> Records supplied:

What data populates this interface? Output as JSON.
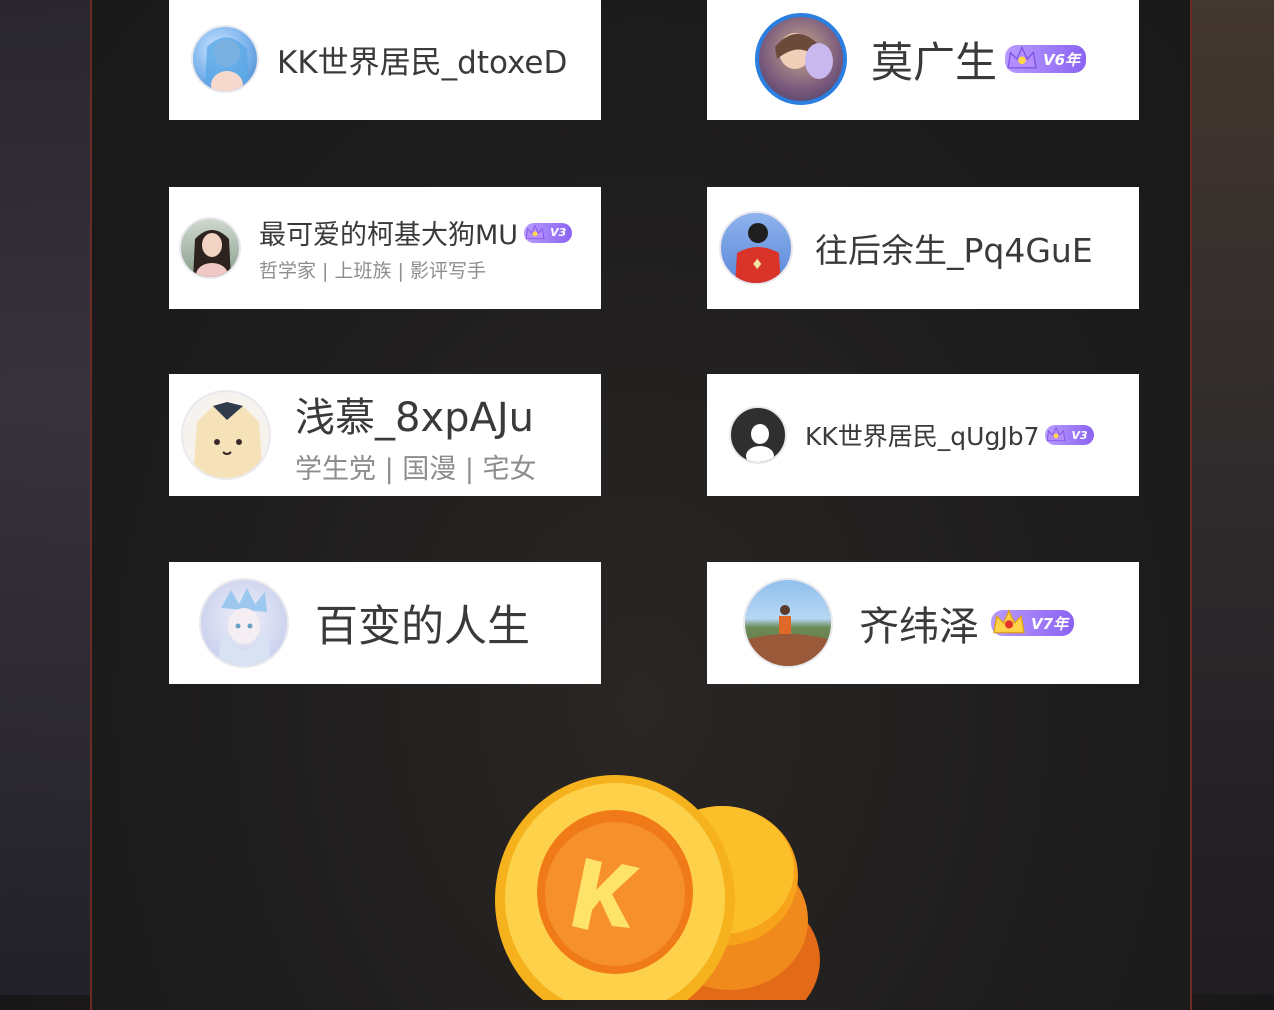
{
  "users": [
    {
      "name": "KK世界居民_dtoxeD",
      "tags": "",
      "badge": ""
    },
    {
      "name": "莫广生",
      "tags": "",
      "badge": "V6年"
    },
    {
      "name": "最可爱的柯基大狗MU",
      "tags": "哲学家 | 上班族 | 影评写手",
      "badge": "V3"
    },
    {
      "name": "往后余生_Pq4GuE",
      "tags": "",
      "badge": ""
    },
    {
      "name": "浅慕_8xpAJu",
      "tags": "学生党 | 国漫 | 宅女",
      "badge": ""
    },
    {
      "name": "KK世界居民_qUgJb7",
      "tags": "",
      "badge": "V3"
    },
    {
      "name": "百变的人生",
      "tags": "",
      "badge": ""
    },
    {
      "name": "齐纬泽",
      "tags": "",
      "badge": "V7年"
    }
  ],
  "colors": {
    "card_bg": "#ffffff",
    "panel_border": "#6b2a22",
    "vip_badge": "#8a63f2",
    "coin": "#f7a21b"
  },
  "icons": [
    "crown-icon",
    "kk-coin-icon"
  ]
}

> Set task: Every entry must be written out exactly, with all pictures left out.

> Response for this exercise:
What data populates this interface? Output as JSON.
{
  "users": [
    {
      "name": "KK世界居民_dtoxeD",
      "tags": "",
      "badge": ""
    },
    {
      "name": "莫广生",
      "tags": "",
      "badge": "V6年"
    },
    {
      "name": "最可爱的柯基大狗MU",
      "tags": "哲学家 | 上班族 | 影评写手",
      "badge": "V3"
    },
    {
      "name": "往后余生_Pq4GuE",
      "tags": "",
      "badge": ""
    },
    {
      "name": "浅慕_8xpAJu",
      "tags": "学生党 | 国漫 | 宅女",
      "badge": ""
    },
    {
      "name": "KK世界居民_qUgJb7",
      "tags": "",
      "badge": "V3"
    },
    {
      "name": "百变的人生",
      "tags": "",
      "badge": ""
    },
    {
      "name": "齐纬泽",
      "tags": "",
      "badge": "V7年"
    }
  ],
  "colors": {
    "card_bg": "#ffffff",
    "panel_border": "#6b2a22",
    "vip_badge": "#8a63f2",
    "coin": "#f7a21b"
  },
  "icons": [
    "crown-icon",
    "kk-coin-icon"
  ]
}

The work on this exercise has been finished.